* Start Information given *

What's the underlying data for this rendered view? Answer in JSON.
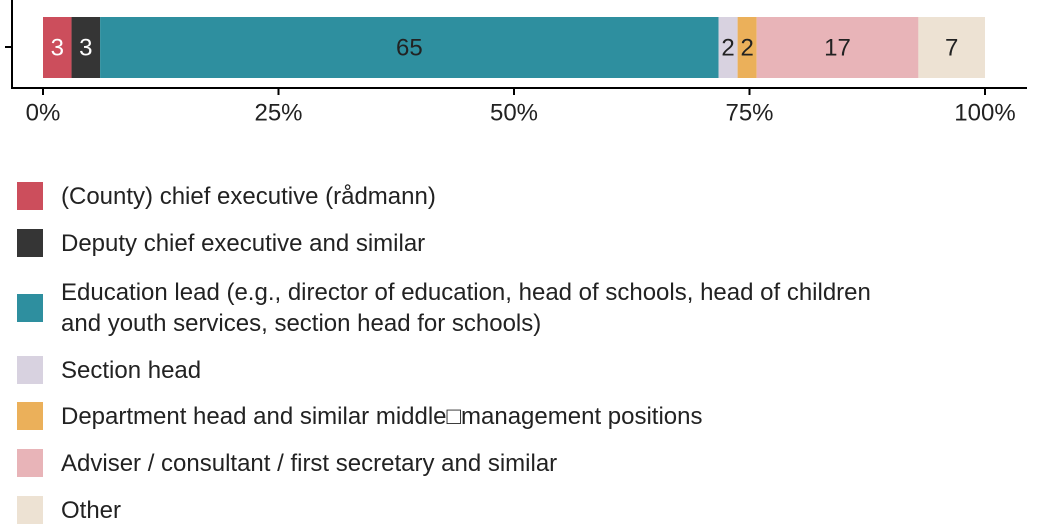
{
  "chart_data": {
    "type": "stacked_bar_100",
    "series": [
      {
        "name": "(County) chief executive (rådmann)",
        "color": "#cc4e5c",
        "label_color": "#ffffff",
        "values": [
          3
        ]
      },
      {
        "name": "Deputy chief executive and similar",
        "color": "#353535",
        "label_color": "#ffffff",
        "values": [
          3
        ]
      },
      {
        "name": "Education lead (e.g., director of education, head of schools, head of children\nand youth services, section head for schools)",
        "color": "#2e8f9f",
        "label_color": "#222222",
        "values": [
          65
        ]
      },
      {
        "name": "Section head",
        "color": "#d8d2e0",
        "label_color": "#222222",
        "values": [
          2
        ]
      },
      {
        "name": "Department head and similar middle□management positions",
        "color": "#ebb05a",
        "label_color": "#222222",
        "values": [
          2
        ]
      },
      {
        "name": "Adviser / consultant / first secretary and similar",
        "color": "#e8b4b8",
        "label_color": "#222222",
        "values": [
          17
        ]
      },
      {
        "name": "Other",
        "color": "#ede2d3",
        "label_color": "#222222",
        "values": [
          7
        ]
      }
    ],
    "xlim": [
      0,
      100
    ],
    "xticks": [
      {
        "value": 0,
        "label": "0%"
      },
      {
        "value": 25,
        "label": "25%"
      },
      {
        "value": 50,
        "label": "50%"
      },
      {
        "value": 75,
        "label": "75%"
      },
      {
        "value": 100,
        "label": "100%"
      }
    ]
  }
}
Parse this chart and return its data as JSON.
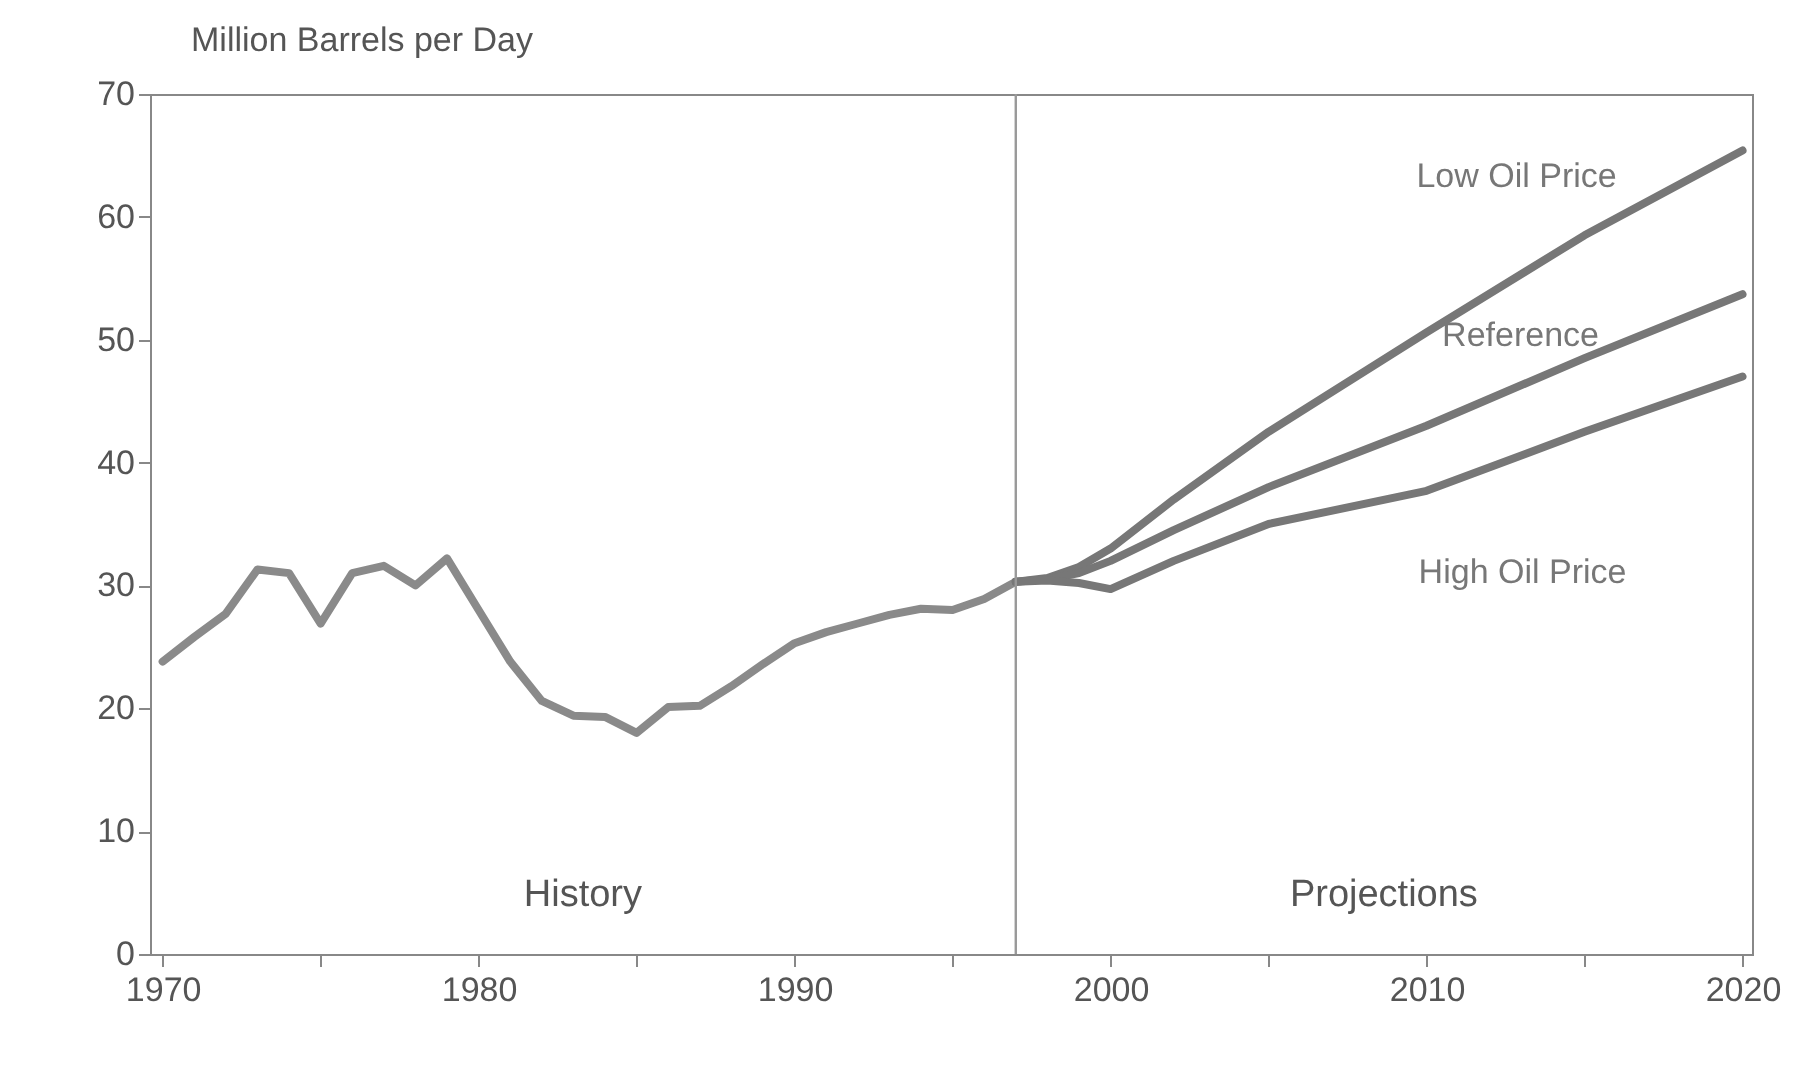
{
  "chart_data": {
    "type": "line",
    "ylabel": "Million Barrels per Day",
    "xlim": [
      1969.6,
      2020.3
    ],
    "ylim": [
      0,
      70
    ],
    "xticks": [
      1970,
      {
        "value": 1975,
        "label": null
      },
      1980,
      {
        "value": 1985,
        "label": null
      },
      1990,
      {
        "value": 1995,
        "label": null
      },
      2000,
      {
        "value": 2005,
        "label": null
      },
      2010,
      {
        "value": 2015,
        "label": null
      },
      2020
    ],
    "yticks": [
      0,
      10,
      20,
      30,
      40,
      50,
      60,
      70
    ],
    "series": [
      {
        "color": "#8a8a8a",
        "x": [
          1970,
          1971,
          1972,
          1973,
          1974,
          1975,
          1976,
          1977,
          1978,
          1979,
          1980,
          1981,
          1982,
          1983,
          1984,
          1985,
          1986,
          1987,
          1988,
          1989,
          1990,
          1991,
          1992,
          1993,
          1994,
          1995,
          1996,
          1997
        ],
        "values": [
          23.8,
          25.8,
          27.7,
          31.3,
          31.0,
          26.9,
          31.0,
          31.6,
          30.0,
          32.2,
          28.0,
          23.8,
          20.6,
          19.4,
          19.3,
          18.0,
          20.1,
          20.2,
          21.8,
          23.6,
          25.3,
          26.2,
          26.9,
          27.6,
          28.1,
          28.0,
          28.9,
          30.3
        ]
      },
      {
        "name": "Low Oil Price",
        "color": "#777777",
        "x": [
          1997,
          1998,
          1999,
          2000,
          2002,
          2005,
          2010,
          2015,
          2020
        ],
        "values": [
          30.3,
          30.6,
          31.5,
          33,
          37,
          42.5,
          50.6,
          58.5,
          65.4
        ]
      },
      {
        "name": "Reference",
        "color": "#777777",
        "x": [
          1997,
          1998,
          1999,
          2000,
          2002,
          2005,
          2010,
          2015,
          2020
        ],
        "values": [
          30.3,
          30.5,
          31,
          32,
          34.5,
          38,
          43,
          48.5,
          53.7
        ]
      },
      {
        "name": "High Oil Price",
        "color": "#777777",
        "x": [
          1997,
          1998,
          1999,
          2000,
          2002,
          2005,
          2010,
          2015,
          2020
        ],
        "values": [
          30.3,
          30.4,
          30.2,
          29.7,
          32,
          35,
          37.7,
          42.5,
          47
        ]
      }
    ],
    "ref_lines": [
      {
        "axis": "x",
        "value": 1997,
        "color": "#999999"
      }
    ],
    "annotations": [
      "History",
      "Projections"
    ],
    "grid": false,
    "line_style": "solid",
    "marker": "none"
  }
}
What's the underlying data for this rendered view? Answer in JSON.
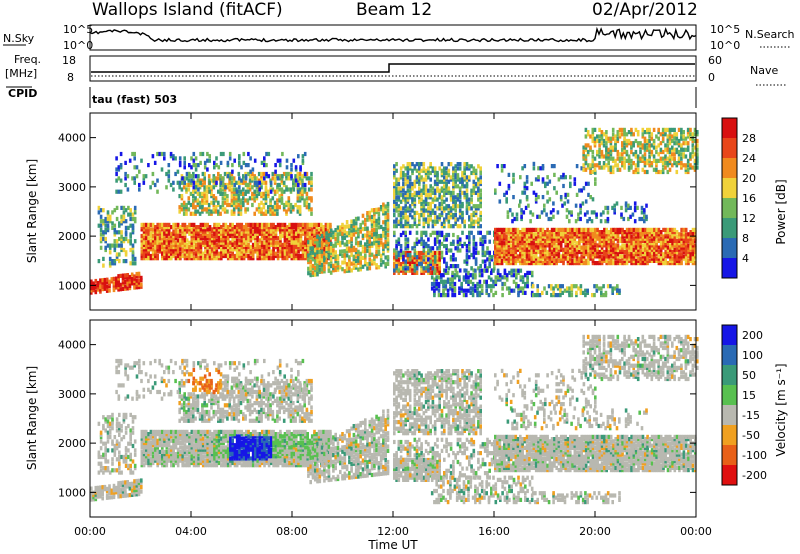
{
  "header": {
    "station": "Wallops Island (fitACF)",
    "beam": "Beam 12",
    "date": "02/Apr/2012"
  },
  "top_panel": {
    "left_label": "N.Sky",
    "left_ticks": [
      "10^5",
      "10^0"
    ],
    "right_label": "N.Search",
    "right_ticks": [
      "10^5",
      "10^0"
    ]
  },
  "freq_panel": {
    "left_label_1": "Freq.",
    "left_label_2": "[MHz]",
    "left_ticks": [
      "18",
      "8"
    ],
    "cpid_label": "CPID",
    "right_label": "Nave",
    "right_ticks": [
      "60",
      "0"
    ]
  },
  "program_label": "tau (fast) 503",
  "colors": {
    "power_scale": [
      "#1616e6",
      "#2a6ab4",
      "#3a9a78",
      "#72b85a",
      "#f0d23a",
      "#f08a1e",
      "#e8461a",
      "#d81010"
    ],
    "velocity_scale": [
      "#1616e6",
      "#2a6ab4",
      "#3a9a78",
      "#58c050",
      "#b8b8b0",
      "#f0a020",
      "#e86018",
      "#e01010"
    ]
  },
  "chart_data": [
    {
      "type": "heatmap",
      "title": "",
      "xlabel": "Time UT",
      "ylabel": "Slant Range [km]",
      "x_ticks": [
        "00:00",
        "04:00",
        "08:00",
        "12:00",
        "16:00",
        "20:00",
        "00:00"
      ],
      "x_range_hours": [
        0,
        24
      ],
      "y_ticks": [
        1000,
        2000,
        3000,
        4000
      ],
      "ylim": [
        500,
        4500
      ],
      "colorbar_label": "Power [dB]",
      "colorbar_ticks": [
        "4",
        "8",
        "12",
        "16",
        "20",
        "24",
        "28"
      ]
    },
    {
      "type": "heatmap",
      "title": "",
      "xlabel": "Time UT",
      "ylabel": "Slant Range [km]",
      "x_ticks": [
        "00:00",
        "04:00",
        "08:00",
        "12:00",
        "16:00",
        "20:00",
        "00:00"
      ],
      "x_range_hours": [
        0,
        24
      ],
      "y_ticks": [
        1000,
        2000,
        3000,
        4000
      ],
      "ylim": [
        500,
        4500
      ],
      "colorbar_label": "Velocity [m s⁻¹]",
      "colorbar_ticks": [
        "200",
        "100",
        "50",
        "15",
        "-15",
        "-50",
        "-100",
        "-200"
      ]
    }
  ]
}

* End Information given *

Work to do:
Transcribe the listing in full and omit the pictures.

Task result:
What's the underlying data for this rendered view? Answer in JSON.
{
  "chart_data": {
    "type": "stacked_bar_100",
    "series": [
      {
        "name": "(County) chief executive (rådmann)",
        "color": "#cc4e5c",
        "label_color": "#ffffff",
        "values": [
          3
        ]
      },
      {
        "name": "Deputy chief executive and similar",
        "color": "#353535",
        "label_color": "#ffffff",
        "values": [
          3
        ]
      },
      {
        "name": "Education lead (e.g., director of education, head of schools, head of children\nand youth services, section head for schools)",
        "color": "#2e8f9f",
        "label_color": "#222222",
        "values": [
          65
        ]
      },
      {
        "name": "Section head",
        "color": "#d8d2e0",
        "label_color": "#222222",
        "values": [
          2
        ]
      },
      {
        "name": "Department head and similar middle□management positions",
        "color": "#ebb05a",
        "label_color": "#222222",
        "values": [
          2
        ]
      },
      {
        "name": "Adviser / consultant / first secretary and similar",
        "color": "#e8b4b8",
        "label_color": "#222222",
        "values": [
          17
        ]
      },
      {
        "name": "Other",
        "color": "#ede2d3",
        "label_color": "#222222",
        "values": [
          7
        ]
      }
    ],
    "xlim": [
      0,
      100
    ],
    "xticks": [
      {
        "value": 0,
        "label": "0%"
      },
      {
        "value": 25,
        "label": "25%"
      },
      {
        "value": 50,
        "label": "50%"
      },
      {
        "value": 75,
        "label": "75%"
      },
      {
        "value": 100,
        "label": "100%"
      }
    ]
  }
}
Parse this chart and return its data as JSON.
{
  "chart_data": {
    "type": "line",
    "ylabel": "Million Barrels per Day",
    "xlim": [
      1969.6,
      2020.3
    ],
    "ylim": [
      0,
      70
    ],
    "xticks": [
      1970,
      {
        "value": 1975,
        "label": null
      },
      1980,
      {
        "value": 1985,
        "label": null
      },
      1990,
      {
        "value": 1995,
        "label": null
      },
      2000,
      {
        "value": 2005,
        "label": null
      },
      2010,
      {
        "value": 2015,
        "label": null
      },
      2020
    ],
    "yticks": [
      0,
      10,
      20,
      30,
      40,
      50,
      60,
      70
    ],
    "series": [
      {
        "color": "#8a8a8a",
        "x": [
          1970,
          1971,
          1972,
          1973,
          1974,
          1975,
          1976,
          1977,
          1978,
          1979,
          1980,
          1981,
          1982,
          1983,
          1984,
          1985,
          1986,
          1987,
          1988,
          1989,
          1990,
          1991,
          1992,
          1993,
          1994,
          1995,
          1996,
          1997
        ],
        "values": [
          23.8,
          25.8,
          27.7,
          31.3,
          31.0,
          26.9,
          31.0,
          31.6,
          30.0,
          32.2,
          28.0,
          23.8,
          20.6,
          19.4,
          19.3,
          18.0,
          20.1,
          20.2,
          21.8,
          23.6,
          25.3,
          26.2,
          26.9,
          27.6,
          28.1,
          28.0,
          28.9,
          30.3
        ]
      },
      {
        "name": "Low Oil Price",
        "color": "#777777",
        "x": [
          1997,
          1998,
          1999,
          2000,
          2002,
          2005,
          2010,
          2015,
          2020
        ],
        "values": [
          30.3,
          30.6,
          31.5,
          33,
          37,
          42.5,
          50.6,
          58.5,
          65.4
        ]
      },
      {
        "name": "Reference",
        "color": "#777777",
        "x": [
          1997,
          1998,
          1999,
          2000,
          2002,
          2005,
          2010,
          2015,
          2020
        ],
        "values": [
          30.3,
          30.5,
          31,
          32,
          34.5,
          38,
          43,
          48.5,
          53.7
        ]
      },
      {
        "name": "High Oil Price",
        "color": "#777777",
        "x": [
          1997,
          1998,
          1999,
          2000,
          2002,
          2005,
          2010,
          2015,
          2020
        ],
        "values": [
          30.3,
          30.4,
          30.2,
          29.7,
          32,
          35,
          37.7,
          42.5,
          47
        ]
      }
    ],
    "ref_lines": [
      {
        "axis": "x",
        "value": 1997,
        "color": "#999999"
      }
    ],
    "annotations": [
      "History",
      "Projections"
    ],
    "grid": false,
    "line_style": "solid",
    "marker": "none"
  }
}
What's the underlying data for this rendered view? Answer in JSON.
{
  "header": {
    "station": "Wallops Island (fitACF)",
    "beam": "Beam 12",
    "date": "02/Apr/2012"
  },
  "top_panel": {
    "left_label": "N.Sky",
    "left_ticks": [
      "10^5",
      "10^0"
    ],
    "right_label": "N.Search",
    "right_ticks": [
      "10^5",
      "10^0"
    ]
  },
  "freq_panel": {
    "left_label_1": "Freq.",
    "left_label_2": "[MHz]",
    "left_ticks": [
      "18",
      "8"
    ],
    "cpid_label": "CPID",
    "right_label": "Nave",
    "right_ticks": [
      "60",
      "0"
    ]
  },
  "program_label": "tau (fast) 503",
  "colors": {
    "power_scale": [
      "#1616e6",
      "#2a6ab4",
      "#3a9a78",
      "#72b85a",
      "#f0d23a",
      "#f08a1e",
      "#e8461a",
      "#d81010"
    ],
    "velocity_scale": [
      "#1616e6",
      "#2a6ab4",
      "#3a9a78",
      "#58c050",
      "#b8b8b0",
      "#f0a020",
      "#e86018",
      "#e01010"
    ]
  },
  "chart_data": [
    {
      "type": "heatmap",
      "title": "",
      "xlabel": "Time UT",
      "ylabel": "Slant Range [km]",
      "x_ticks": [
        "00:00",
        "04:00",
        "08:00",
        "12:00",
        "16:00",
        "20:00",
        "00:00"
      ],
      "x_range_hours": [
        0,
        24
      ],
      "y_ticks": [
        1000,
        2000,
        3000,
        4000
      ],
      "ylim": [
        500,
        4500
      ],
      "colorbar_label": "Power [dB]",
      "colorbar_ticks": [
        "4",
        "8",
        "12",
        "16",
        "20",
        "24",
        "28"
      ]
    },
    {
      "type": "heatmap",
      "title": "",
      "xlabel": "Time UT",
      "ylabel": "Slant Range [km]",
      "x_ticks": [
        "00:00",
        "04:00",
        "08:00",
        "12:00",
        "16:00",
        "20:00",
        "00:00"
      ],
      "x_range_hours": [
        0,
        24
      ],
      "y_ticks": [
        1000,
        2000,
        3000,
        4000
      ],
      "ylim": [
        500,
        4500
      ],
      "colorbar_label": "Velocity [m s⁻¹]",
      "colorbar_ticks": [
        "200",
        "100",
        "50",
        "15",
        "-15",
        "-50",
        "-100",
        "-200"
      ]
    }
  ]
}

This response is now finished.